Information supplied:
——————
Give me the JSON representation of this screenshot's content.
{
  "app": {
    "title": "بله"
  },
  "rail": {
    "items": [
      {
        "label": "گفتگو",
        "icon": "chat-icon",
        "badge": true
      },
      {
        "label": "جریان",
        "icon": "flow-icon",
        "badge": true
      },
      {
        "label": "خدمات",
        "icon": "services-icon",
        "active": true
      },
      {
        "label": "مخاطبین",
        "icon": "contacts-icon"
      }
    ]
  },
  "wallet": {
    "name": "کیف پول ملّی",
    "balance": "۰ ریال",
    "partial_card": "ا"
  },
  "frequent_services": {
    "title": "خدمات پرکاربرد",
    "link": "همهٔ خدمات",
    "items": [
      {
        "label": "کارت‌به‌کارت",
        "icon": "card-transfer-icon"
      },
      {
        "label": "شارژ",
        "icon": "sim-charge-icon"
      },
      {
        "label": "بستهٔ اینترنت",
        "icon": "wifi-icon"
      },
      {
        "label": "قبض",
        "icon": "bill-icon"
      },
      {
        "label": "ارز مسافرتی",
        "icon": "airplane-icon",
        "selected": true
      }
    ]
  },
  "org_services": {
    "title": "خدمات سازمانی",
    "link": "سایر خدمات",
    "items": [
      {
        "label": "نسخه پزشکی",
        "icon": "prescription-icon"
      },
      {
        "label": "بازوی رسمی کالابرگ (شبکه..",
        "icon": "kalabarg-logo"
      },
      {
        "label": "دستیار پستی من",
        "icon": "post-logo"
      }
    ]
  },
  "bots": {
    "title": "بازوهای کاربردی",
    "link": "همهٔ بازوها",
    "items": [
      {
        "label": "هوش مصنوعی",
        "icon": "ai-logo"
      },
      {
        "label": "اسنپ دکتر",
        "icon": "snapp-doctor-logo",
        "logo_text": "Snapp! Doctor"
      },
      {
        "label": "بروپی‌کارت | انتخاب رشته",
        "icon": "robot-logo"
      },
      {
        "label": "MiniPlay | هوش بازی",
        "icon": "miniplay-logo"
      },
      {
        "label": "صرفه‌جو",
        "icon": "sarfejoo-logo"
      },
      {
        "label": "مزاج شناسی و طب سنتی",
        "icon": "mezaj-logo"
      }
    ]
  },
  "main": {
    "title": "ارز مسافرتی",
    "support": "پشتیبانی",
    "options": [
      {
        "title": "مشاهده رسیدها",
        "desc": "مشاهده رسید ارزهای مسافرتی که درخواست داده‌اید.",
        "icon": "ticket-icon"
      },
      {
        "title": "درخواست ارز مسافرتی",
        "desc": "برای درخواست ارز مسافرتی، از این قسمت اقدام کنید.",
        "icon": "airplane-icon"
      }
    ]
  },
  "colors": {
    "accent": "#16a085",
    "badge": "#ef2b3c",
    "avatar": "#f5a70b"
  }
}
——————
Stated goal: Reply with nothing but a number: how many lines of the entries above contain the string "مشاهده"?

Full solution: 2